DIRECTION: Look through the records below and collect all lines that hold the string "битку".

RECORDED INFORMATION:
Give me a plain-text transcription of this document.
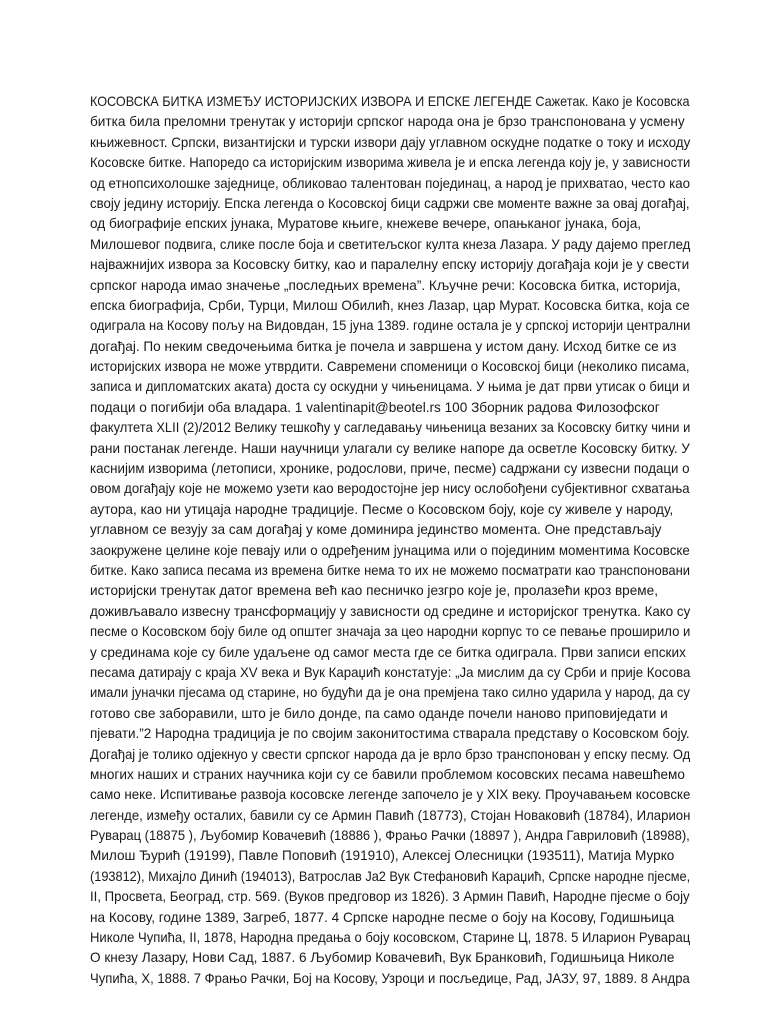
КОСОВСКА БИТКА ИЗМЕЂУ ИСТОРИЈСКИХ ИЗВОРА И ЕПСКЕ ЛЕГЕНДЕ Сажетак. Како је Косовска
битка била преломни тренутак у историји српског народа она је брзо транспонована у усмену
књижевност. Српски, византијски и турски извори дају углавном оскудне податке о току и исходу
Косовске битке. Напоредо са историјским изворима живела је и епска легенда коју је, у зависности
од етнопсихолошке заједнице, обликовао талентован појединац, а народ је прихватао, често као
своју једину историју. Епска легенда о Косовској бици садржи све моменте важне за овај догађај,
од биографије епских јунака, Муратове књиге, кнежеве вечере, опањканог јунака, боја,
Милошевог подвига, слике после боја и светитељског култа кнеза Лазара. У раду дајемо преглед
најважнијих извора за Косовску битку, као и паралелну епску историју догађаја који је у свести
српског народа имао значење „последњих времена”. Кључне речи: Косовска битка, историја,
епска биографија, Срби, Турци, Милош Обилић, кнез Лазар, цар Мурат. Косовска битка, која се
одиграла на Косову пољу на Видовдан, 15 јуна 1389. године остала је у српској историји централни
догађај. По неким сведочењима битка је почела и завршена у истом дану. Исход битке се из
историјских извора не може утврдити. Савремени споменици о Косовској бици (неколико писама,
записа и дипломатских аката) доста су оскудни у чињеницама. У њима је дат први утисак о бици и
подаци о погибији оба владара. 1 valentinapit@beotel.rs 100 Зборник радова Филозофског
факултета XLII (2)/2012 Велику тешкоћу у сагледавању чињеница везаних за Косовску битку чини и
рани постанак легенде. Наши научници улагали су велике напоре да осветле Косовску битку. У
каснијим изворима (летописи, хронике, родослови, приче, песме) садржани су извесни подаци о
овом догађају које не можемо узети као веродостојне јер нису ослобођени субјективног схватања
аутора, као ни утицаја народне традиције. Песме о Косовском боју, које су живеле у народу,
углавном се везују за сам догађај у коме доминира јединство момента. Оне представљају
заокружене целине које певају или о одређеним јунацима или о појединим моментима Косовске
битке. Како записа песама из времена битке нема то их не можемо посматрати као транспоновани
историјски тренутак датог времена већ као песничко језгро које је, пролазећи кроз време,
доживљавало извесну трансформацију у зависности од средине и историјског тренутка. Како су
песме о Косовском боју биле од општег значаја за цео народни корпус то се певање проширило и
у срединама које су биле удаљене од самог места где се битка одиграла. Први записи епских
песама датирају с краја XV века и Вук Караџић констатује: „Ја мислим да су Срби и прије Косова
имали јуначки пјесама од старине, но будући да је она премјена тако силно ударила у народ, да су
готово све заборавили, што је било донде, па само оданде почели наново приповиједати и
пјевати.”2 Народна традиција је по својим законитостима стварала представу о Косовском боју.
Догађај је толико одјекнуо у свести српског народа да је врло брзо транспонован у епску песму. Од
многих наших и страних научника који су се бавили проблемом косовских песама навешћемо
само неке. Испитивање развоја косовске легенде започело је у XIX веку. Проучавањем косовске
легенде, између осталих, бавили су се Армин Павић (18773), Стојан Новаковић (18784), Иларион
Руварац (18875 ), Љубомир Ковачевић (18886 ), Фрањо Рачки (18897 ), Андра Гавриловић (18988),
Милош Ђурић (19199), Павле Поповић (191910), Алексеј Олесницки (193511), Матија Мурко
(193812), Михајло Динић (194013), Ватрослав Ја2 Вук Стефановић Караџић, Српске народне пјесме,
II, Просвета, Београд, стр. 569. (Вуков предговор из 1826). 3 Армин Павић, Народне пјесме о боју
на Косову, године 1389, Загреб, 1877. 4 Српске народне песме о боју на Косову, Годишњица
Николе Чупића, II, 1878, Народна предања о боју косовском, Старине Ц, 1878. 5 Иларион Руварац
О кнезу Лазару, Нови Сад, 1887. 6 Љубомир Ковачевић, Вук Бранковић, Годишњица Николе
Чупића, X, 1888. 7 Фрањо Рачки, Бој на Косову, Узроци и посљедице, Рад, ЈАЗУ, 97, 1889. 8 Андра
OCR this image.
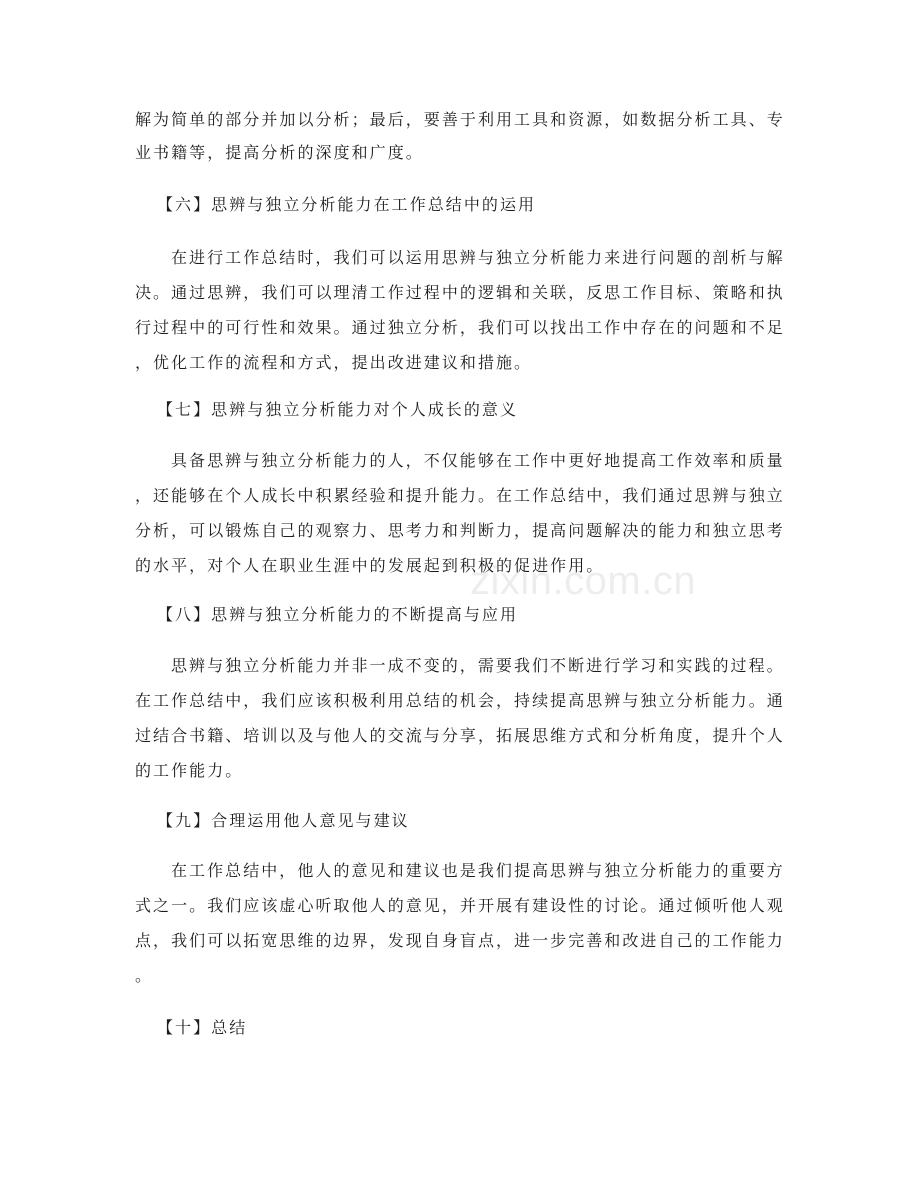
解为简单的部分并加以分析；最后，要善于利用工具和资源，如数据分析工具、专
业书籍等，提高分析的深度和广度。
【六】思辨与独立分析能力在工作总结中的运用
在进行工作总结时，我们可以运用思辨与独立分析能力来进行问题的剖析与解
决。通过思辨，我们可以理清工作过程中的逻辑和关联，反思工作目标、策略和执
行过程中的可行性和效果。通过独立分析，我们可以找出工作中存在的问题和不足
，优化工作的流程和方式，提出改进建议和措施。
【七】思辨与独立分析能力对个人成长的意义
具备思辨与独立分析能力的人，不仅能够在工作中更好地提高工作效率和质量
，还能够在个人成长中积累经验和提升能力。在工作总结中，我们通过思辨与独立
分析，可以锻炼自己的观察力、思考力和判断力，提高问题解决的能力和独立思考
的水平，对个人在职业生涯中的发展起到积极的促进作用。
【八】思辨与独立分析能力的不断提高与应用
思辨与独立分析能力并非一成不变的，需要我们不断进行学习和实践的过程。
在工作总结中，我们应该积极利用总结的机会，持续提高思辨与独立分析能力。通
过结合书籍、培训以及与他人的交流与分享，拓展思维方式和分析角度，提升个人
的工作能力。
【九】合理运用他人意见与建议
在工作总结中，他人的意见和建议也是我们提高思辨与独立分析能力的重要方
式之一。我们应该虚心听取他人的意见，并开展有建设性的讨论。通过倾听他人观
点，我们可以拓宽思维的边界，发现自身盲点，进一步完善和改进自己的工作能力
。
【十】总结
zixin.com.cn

RESULT OF THE TASK:
најважнијих извора за Косовску битку, као и паралелну епску историју догађаја који је у свести
факултета XLII (2)/2012 Велику тешкоћу у сагледавању чињеница везаних за Косовску битку чини и
рани постанак легенде. Наши научници улагали су велике напоре да осветле Косовску битку. У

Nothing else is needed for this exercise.